#### [Do this]
Update the MCLAG overview from "The two most" and going on through "data center hardware.", replacing "network engineers" with "network administrators".

#### [Text provided]
The two most dominant MCLAG technologies in enterprise and data center environments today are:
- Cisco vPC (Virtual Port Channel) — Cisco's proprietary MCLAG implementation found on Nexus switches
- Arista MLAG (Multi-Chassis Link Aggregation) — Arista Networks' implementation available across its EOS-based switches
Understanding the nuances between these two technologies is critical for network engineers, architects, and IT decision-makers evaluating data center hardware.
Key Insight: Both Cisco vPC and Arista MLAG eliminate STP-blocked links, enabling active-active uplinks from servers or downstream switches — doubling bandwidth utilization and dramatically improving availability.
2. What is Cisco vPC (Virtual Port Channel)?
Cisco vPC, or Virtual Port Channel, is Cisco's proprietary technology introduced for the Cisco Nexus series of data center switches. It allows a downstream device to form a port channel (LAG) across two upstream Nexus switches simultaneously — presenting them as a single logical switch to the downstream device.
Key Components of Cisco vPC
| Component | Description |
|---|---|
| vPC Peer Link | A high-bandwidth inter-switch link (usually 2x10G or 2x40G) carrying BPDUs, MAC address tables, and control traffic |
| vPC Peer Keepalive Link | A dedicated out-of-band link used for heartbeat messages to detect peer failure (often via management interfaces) |
| vPC Domain | A logical grouping of the two vPC peer switches identified by a domain ID |
| vPC Member Port | Individual ports on each switch that are part of a vPC port channel toward downstream devices |
| Primary / Secondary Role | One switch acts as the primary and the other as secondary, determined by role priority configuration |
Supported Cisco Platforms
- Cisco Nexus 5000 Series
- Cisco Nexus 7000 Series
- Cisco Nexus 9000 Series
- Cisco Nexus 3000 Series (limited)
✅ Fun Fact: Cisco vPC was first introduced with NX-OS 4.1(3) in 2009 and has become one of the most widely deployed MCLAG solutions in enterprise data centers globally.
3. What is Arista MLAG (Multi-Chassis Link Aggregation)?
Arista MLAG is Arista Networks' implementation of multi-chassis link aggregation, available across its EOS (Extensible Operating System) switches. Like Cisco vPC, it allows a downstream device to form a LAG across two Arista switches — presenting them as a single logical device.
What sets Arista MLAG apart is its tight integration with Arista EOS, the single-binary, Linux-based network operating system that enables powerful programmability, automation, and state synchronization between MLAG peers.
Key Components of Arista MLAG
| Component | Description |
|---|---|
| Peer Link | A high-speed trunk link connecting the two MLAG peer switches, used for data plane and MLAG control messages |
| Peer Address | An IP address used for MLAG peer communication — can use the peer-link SVI or a dedicated management IP |
| MLAG Domain ID | A unique identifier for the MLAG pair, similar to Cisco's vPC domain |
| MLAG Port Channel ID | Matching port channel numbers used on both peers to identify MLAG member interfaces |
| Heartbeat Link | Optional dedicated link or management network path for peer liveness detection |
Supported Arista Platforms
- Arista 7050 Series
- Arista 7060 Series
- Arista 7160 Series
- Arista 7280 Series
- Arista 7500 Series (Modular)

#### [Entries shown]
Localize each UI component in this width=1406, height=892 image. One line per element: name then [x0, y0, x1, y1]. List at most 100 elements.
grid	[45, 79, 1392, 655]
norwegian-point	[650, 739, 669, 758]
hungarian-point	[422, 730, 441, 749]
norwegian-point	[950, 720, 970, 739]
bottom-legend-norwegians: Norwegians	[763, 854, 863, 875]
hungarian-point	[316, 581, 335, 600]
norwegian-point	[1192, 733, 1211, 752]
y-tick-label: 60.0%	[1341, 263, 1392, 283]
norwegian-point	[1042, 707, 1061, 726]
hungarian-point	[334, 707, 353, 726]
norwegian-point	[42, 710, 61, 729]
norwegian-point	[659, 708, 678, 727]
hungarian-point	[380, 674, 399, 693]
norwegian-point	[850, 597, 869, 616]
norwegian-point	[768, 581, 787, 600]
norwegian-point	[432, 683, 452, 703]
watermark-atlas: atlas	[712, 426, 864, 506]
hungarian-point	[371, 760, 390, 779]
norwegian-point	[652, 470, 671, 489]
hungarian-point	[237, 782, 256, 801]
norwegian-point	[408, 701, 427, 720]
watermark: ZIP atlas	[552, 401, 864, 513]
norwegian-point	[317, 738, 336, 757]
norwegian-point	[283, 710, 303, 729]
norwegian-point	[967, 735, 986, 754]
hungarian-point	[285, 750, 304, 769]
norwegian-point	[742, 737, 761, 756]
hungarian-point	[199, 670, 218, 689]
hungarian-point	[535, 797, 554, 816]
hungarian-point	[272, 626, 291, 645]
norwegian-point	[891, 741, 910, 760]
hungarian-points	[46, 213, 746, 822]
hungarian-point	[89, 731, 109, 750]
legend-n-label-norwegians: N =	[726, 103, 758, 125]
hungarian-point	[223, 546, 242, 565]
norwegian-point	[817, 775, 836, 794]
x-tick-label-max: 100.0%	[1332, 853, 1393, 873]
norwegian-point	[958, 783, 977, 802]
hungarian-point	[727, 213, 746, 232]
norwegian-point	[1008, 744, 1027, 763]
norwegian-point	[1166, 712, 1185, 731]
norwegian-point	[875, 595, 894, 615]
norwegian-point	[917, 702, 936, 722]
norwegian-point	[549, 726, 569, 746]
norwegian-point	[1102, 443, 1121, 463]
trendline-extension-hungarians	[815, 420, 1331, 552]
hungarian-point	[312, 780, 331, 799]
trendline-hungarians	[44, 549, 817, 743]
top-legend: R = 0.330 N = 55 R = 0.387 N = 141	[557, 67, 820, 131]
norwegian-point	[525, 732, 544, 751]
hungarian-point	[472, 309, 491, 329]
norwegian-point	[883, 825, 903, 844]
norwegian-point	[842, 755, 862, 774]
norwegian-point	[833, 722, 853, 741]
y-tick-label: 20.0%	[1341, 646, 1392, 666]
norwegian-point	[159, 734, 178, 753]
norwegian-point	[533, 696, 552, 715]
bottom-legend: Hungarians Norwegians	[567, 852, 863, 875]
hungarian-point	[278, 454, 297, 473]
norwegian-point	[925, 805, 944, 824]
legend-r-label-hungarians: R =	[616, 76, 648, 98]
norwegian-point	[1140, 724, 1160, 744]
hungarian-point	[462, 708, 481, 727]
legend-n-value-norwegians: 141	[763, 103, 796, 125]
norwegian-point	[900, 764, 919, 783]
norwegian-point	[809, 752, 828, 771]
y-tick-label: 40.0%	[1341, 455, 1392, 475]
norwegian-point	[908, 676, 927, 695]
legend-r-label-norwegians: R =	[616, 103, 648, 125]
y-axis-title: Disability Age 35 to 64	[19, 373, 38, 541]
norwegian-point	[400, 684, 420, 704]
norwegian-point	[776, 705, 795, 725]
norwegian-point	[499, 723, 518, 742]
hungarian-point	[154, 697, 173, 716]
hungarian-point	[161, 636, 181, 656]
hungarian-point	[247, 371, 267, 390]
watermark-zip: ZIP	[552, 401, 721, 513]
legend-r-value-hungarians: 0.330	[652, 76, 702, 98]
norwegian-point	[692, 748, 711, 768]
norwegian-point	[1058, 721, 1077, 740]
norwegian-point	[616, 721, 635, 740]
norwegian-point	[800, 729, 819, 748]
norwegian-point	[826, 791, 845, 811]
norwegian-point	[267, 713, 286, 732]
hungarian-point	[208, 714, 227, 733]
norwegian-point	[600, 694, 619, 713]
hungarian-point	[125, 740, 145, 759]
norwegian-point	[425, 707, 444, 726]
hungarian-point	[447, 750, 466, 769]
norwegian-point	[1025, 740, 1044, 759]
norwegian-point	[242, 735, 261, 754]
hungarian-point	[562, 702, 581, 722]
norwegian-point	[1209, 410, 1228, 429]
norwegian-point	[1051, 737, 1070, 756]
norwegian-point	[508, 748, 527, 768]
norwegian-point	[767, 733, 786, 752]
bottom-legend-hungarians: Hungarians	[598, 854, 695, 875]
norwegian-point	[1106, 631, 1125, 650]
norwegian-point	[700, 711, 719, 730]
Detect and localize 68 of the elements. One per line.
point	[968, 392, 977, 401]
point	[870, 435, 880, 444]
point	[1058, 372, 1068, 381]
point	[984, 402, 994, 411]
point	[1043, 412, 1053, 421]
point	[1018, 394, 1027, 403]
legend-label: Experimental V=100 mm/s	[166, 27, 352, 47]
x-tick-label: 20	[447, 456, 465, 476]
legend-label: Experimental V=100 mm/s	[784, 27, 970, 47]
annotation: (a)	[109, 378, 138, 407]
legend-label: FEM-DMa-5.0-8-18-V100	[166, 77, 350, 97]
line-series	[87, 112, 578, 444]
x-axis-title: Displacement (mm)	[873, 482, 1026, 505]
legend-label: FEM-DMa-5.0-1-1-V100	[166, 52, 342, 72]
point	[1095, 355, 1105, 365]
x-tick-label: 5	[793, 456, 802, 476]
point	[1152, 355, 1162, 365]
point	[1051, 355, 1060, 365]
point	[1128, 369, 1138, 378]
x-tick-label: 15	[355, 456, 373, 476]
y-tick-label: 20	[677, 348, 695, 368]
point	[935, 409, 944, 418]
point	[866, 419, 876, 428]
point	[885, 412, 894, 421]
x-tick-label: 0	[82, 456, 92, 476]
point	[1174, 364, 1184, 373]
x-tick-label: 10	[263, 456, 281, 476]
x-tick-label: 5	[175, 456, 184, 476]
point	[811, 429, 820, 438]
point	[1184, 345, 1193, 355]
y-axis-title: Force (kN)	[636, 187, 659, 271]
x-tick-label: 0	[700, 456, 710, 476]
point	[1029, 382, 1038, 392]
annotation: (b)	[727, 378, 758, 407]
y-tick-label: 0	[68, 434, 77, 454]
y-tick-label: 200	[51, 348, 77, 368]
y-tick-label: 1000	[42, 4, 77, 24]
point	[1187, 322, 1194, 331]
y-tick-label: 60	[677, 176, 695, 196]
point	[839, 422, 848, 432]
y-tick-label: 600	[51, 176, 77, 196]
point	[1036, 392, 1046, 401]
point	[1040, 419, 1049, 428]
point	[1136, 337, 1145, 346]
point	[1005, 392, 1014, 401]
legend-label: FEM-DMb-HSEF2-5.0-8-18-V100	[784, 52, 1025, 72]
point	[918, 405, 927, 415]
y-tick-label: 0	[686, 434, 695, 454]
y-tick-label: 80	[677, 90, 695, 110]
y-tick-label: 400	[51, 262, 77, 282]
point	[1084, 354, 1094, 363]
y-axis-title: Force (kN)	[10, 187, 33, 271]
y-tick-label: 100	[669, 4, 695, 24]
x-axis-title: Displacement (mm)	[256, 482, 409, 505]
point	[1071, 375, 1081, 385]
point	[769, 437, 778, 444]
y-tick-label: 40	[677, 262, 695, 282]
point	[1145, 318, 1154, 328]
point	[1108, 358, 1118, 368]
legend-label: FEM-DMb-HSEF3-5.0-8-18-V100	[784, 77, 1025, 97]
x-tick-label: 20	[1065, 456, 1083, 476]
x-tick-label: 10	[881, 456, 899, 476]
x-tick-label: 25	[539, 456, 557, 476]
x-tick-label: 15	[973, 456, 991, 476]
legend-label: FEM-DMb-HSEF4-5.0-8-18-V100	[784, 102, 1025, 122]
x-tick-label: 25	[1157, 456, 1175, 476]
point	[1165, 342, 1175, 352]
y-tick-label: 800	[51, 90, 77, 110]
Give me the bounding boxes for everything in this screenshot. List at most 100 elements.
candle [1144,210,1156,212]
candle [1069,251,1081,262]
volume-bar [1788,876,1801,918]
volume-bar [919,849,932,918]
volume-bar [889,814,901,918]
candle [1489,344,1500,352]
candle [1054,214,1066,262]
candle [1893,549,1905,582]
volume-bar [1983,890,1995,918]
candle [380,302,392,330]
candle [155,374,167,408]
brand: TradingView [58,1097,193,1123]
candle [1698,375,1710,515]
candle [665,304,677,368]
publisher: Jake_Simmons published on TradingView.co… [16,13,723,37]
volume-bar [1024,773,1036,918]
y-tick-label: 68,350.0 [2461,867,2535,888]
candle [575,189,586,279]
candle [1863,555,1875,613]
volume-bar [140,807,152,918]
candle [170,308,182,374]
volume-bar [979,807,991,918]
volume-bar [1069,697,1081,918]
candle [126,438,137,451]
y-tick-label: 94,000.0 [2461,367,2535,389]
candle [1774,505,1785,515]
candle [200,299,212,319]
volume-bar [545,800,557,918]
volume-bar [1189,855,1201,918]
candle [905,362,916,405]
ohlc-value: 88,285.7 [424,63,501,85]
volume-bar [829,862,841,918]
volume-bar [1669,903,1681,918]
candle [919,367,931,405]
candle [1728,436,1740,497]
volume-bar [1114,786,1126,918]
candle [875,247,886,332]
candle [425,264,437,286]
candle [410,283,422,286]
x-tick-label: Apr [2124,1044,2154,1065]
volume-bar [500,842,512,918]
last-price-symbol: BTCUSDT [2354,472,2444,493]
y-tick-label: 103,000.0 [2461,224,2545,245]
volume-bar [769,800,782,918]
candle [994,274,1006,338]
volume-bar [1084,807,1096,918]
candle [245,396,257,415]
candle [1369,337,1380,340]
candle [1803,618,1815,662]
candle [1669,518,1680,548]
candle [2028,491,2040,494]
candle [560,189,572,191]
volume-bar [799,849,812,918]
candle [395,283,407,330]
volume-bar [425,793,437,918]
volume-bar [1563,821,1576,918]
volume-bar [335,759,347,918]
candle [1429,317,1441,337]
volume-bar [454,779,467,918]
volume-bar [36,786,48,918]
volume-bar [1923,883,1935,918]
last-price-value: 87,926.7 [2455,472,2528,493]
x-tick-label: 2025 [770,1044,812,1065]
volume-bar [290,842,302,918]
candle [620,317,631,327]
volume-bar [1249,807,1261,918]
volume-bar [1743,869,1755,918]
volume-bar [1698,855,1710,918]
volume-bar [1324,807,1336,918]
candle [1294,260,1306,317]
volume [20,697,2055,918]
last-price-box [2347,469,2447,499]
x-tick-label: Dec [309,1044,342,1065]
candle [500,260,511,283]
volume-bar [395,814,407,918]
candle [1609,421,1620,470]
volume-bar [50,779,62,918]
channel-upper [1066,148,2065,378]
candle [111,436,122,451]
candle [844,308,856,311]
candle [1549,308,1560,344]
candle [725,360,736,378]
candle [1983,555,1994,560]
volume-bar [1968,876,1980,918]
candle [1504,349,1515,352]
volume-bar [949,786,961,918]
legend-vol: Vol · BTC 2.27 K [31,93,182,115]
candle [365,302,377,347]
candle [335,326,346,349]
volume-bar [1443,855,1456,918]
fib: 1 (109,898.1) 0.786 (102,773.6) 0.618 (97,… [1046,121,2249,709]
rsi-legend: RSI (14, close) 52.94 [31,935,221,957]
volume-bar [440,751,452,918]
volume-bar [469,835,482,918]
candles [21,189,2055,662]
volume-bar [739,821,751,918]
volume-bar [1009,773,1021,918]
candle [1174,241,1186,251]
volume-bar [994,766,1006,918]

#### [Exercise answer]
The two most dominant MCLAG technologies in enterprise and data center environments today are:
- Cisco vPC (Virtual Port Channel) — Cisco's proprietary MCLAG implementation found on Nexus switches
- Arista MLAG (Multi-Chassis Link Aggregation) — Arista Networks' implementation available across its EOS-based switches
Understanding the nuances between these two technologies is critical for network administrators, architects, and IT decision-makers evaluating data center hardware.